## DIRECTION
Exact reproduction of the data is required, with images excluded.

+++

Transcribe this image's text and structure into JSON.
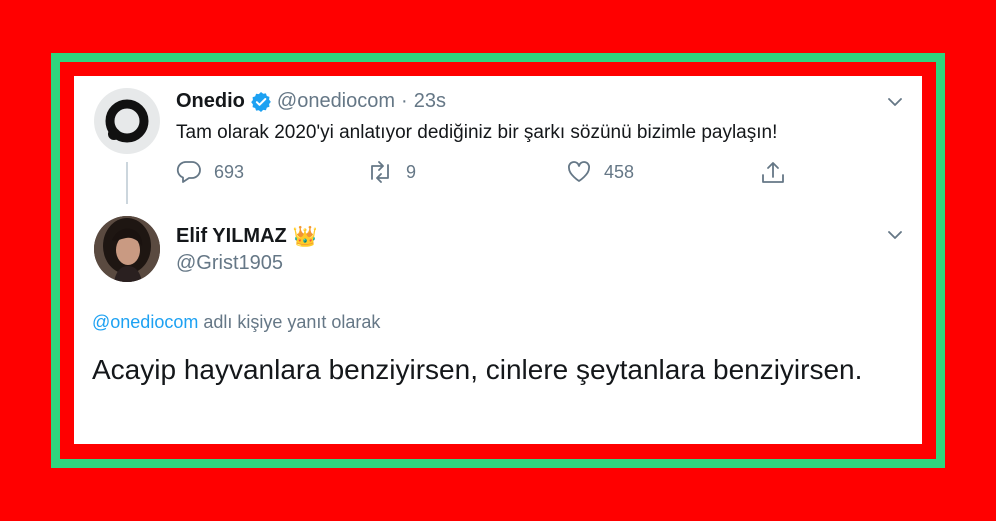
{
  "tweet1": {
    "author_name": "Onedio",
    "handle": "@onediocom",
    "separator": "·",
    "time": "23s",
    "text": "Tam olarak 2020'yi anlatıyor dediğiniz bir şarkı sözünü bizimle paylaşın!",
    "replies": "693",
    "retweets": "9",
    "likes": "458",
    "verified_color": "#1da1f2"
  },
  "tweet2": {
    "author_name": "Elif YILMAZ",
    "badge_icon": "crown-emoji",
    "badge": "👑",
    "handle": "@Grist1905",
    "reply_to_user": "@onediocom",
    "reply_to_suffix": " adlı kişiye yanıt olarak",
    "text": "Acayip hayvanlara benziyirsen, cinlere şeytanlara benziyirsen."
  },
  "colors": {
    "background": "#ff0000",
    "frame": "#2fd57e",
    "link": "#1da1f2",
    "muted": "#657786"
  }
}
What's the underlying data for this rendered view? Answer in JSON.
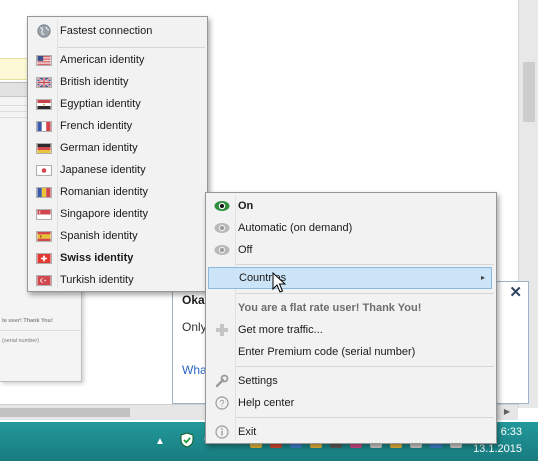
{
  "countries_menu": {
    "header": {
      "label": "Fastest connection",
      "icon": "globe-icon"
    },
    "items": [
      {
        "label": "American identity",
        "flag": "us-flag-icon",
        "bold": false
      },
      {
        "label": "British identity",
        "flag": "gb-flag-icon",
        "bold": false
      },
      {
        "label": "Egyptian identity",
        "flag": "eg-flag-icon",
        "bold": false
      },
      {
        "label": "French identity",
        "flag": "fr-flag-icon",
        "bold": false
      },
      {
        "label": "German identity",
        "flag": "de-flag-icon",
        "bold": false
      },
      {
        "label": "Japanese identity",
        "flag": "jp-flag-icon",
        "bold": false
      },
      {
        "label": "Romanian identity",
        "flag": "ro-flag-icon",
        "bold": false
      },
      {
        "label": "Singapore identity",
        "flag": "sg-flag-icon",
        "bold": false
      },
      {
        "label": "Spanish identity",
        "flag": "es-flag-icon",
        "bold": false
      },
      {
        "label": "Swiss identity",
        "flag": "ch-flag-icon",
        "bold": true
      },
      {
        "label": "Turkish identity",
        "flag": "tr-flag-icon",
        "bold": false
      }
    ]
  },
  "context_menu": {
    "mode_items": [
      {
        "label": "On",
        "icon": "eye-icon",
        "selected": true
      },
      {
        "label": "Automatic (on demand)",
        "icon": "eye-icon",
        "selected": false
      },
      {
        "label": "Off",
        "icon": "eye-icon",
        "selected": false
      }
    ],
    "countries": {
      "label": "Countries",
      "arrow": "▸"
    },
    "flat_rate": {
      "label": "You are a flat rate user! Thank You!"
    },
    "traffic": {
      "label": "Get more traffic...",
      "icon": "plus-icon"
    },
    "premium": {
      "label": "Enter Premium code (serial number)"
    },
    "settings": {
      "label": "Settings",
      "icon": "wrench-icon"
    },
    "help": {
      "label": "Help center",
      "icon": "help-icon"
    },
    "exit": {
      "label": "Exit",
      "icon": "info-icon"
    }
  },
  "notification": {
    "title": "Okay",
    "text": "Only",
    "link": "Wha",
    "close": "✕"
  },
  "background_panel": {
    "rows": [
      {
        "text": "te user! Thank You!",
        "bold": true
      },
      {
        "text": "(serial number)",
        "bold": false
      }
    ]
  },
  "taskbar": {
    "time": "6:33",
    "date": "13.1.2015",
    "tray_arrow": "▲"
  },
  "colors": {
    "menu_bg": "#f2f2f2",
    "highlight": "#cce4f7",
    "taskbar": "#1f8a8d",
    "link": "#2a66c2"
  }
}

+++

## TASK OUTPUT
Transcribe this image's text and structure into JSON.
{
  "tweet1": {
    "author_name": "Onedio",
    "handle": "@onediocom",
    "separator": "·",
    "time": "23s",
    "text": "Tam olarak 2020'yi anlatıyor dediğiniz bir şarkı sözünü bizimle paylaşın!",
    "replies": "693",
    "retweets": "9",
    "likes": "458",
    "verified_color": "#1da1f2"
  },
  "tweet2": {
    "author_name": "Elif YILMAZ",
    "badge_icon": "crown-emoji",
    "badge": "👑",
    "handle": "@Grist1905",
    "reply_to_user": "@onediocom",
    "reply_to_suffix": " adlı kişiye yanıt olarak",
    "text": "Acayip hayvanlara benziyirsen, cinlere şeytanlara benziyirsen."
  },
  "colors": {
    "background": "#ff0000",
    "frame": "#2fd57e",
    "link": "#1da1f2",
    "muted": "#657786"
  }
}
What's the underlying data for this rendered view? Answer in JSON.
{
  "countries_menu": {
    "header": {
      "label": "Fastest connection",
      "icon": "globe-icon"
    },
    "items": [
      {
        "label": "American identity",
        "flag": "us-flag-icon",
        "bold": false
      },
      {
        "label": "British identity",
        "flag": "gb-flag-icon",
        "bold": false
      },
      {
        "label": "Egyptian identity",
        "flag": "eg-flag-icon",
        "bold": false
      },
      {
        "label": "French identity",
        "flag": "fr-flag-icon",
        "bold": false
      },
      {
        "label": "German identity",
        "flag": "de-flag-icon",
        "bold": false
      },
      {
        "label": "Japanese identity",
        "flag": "jp-flag-icon",
        "bold": false
      },
      {
        "label": "Romanian identity",
        "flag": "ro-flag-icon",
        "bold": false
      },
      {
        "label": "Singapore identity",
        "flag": "sg-flag-icon",
        "bold": false
      },
      {
        "label": "Spanish identity",
        "flag": "es-flag-icon",
        "bold": false
      },
      {
        "label": "Swiss identity",
        "flag": "ch-flag-icon",
        "bold": true
      },
      {
        "label": "Turkish identity",
        "flag": "tr-flag-icon",
        "bold": false
      }
    ]
  },
  "context_menu": {
    "mode_items": [
      {
        "label": "On",
        "icon": "eye-icon",
        "selected": true
      },
      {
        "label": "Automatic (on demand)",
        "icon": "eye-icon",
        "selected": false
      },
      {
        "label": "Off",
        "icon": "eye-icon",
        "selected": false
      }
    ],
    "countries": {
      "label": "Countries",
      "arrow": "▸"
    },
    "flat_rate": {
      "label": "You are a flat rate user! Thank You!"
    },
    "traffic": {
      "label": "Get more traffic...",
      "icon": "plus-icon"
    },
    "premium": {
      "label": "Enter Premium code (serial number)"
    },
    "settings": {
      "label": "Settings",
      "icon": "wrench-icon"
    },
    "help": {
      "label": "Help center",
      "icon": "help-icon"
    },
    "exit": {
      "label": "Exit",
      "icon": "info-icon"
    }
  },
  "notification": {
    "title": "Okay",
    "text": "Only",
    "link": "Wha",
    "close": "✕"
  },
  "background_panel": {
    "rows": [
      {
        "text": "te user! Thank You!",
        "bold": true
      },
      {
        "text": "(serial number)",
        "bold": false
      }
    ]
  },
  "taskbar": {
    "time": "6:33",
    "date": "13.1.2015",
    "tray_arrow": "▲"
  },
  "colors": {
    "menu_bg": "#f2f2f2",
    "highlight": "#cce4f7",
    "taskbar": "#1f8a8d",
    "link": "#2a66c2"
  }
}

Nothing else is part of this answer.